__OBJECTIVE__. How many of the lines below include "African"? Give the number and no other words.

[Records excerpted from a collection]
══════════════════════════════
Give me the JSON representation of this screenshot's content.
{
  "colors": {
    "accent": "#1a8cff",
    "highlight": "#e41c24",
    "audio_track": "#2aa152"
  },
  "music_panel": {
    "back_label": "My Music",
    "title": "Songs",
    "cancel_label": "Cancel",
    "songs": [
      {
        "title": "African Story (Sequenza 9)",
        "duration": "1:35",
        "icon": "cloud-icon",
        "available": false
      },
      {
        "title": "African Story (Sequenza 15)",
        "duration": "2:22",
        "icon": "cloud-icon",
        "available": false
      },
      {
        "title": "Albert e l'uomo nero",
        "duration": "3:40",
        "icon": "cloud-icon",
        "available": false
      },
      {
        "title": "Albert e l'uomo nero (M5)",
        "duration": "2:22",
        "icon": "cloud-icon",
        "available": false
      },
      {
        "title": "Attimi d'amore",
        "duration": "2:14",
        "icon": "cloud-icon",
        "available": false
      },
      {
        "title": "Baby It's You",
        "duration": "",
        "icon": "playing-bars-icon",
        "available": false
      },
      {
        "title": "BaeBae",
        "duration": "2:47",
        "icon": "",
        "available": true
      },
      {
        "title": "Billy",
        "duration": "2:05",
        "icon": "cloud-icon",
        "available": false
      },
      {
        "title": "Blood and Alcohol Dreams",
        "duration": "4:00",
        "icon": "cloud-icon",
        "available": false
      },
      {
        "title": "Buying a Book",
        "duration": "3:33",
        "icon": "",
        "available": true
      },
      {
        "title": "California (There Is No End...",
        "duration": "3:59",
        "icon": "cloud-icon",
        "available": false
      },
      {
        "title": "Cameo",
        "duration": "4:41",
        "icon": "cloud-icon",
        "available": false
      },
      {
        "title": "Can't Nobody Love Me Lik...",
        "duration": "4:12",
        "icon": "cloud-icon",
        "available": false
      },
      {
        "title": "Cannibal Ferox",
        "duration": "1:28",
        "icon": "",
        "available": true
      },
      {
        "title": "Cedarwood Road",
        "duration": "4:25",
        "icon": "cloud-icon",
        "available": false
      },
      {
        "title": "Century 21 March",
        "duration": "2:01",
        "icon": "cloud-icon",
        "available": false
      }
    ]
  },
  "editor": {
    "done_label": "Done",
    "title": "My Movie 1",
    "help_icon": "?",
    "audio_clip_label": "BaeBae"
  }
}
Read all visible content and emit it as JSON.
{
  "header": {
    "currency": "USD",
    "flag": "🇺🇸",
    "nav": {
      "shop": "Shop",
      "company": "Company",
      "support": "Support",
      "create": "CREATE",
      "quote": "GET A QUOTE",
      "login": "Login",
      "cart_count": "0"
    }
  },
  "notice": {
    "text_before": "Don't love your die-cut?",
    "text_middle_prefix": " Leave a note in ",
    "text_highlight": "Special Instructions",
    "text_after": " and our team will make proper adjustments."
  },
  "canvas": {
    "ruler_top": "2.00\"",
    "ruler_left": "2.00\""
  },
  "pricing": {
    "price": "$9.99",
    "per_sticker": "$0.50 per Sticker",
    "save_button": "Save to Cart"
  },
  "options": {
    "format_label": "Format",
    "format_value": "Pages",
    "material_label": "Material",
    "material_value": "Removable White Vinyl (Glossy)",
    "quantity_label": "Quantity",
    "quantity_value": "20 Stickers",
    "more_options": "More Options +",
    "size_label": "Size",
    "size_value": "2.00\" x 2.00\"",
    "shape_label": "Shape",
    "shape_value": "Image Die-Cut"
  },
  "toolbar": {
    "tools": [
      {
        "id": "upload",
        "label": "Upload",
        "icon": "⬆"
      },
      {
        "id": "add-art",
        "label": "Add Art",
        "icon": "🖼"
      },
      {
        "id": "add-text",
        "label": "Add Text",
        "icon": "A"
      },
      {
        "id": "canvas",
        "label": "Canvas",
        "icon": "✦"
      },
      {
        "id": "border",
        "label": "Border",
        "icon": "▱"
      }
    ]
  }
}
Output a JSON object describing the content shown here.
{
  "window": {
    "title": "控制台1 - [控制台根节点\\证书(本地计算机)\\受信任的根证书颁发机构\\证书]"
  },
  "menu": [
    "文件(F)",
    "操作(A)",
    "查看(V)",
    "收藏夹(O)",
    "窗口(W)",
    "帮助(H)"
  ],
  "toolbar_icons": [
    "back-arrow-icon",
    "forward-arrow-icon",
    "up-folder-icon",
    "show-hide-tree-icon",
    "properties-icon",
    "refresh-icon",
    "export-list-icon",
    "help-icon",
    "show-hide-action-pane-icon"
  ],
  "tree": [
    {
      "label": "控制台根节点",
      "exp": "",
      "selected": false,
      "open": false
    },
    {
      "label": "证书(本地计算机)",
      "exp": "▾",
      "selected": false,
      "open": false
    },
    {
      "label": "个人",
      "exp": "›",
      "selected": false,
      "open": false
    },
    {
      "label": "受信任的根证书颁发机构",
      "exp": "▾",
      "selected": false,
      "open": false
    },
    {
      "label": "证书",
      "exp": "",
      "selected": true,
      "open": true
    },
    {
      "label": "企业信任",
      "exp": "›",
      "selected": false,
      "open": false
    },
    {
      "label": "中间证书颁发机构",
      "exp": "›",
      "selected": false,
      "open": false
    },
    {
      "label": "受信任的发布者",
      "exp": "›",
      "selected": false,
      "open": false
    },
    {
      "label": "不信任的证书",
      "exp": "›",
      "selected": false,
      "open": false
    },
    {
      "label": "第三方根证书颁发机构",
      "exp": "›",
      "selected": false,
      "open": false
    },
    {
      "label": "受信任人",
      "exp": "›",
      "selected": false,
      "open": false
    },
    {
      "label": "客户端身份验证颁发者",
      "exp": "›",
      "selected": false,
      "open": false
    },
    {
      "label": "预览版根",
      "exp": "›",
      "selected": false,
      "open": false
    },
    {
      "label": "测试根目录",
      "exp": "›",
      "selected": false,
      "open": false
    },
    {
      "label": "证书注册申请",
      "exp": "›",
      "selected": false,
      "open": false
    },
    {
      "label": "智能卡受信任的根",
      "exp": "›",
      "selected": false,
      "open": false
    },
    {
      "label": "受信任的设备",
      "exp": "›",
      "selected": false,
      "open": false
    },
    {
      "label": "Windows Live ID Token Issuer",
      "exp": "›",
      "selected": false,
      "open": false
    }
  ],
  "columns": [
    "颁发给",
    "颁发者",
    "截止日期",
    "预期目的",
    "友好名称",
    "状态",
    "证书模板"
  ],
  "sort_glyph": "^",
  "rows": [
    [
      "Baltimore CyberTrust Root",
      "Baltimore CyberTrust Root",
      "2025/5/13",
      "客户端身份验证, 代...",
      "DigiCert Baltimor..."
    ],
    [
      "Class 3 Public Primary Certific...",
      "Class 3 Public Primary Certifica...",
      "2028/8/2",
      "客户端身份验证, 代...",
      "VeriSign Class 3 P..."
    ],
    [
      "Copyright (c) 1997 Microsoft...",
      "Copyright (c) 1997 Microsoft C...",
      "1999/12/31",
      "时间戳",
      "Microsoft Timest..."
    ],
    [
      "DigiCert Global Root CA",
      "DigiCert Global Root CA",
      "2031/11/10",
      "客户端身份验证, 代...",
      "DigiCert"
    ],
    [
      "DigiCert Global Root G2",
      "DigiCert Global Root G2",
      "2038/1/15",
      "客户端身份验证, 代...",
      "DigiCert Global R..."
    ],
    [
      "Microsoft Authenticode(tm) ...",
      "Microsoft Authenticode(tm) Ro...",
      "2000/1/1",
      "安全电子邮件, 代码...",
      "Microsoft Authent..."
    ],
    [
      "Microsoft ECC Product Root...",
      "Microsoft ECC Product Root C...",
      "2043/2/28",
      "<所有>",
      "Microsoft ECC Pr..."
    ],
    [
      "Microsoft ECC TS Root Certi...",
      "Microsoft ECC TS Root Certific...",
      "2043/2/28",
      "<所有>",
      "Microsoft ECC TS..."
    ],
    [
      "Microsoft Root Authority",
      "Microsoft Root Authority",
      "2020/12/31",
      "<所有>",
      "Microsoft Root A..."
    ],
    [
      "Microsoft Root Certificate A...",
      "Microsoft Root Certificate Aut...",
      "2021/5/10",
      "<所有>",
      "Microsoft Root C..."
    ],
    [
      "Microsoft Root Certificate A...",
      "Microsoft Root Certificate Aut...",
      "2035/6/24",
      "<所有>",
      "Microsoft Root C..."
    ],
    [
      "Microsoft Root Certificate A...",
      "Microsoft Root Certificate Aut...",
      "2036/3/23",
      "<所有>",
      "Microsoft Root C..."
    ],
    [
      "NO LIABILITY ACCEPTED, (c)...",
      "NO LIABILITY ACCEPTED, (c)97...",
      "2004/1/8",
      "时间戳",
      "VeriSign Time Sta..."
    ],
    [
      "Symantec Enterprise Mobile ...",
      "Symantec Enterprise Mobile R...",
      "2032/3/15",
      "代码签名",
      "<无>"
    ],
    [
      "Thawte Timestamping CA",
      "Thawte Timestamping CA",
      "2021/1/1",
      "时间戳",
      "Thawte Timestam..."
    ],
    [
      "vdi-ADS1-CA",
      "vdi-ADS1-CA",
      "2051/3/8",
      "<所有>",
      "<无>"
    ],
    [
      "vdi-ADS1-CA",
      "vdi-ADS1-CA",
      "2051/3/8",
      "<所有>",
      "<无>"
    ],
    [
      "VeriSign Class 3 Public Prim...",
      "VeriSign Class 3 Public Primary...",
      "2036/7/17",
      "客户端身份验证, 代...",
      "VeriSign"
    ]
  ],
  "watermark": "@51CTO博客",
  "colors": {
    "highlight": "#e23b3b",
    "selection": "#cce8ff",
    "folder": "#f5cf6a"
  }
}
══════════════════════════════
__FINISHED ANSWER__. 2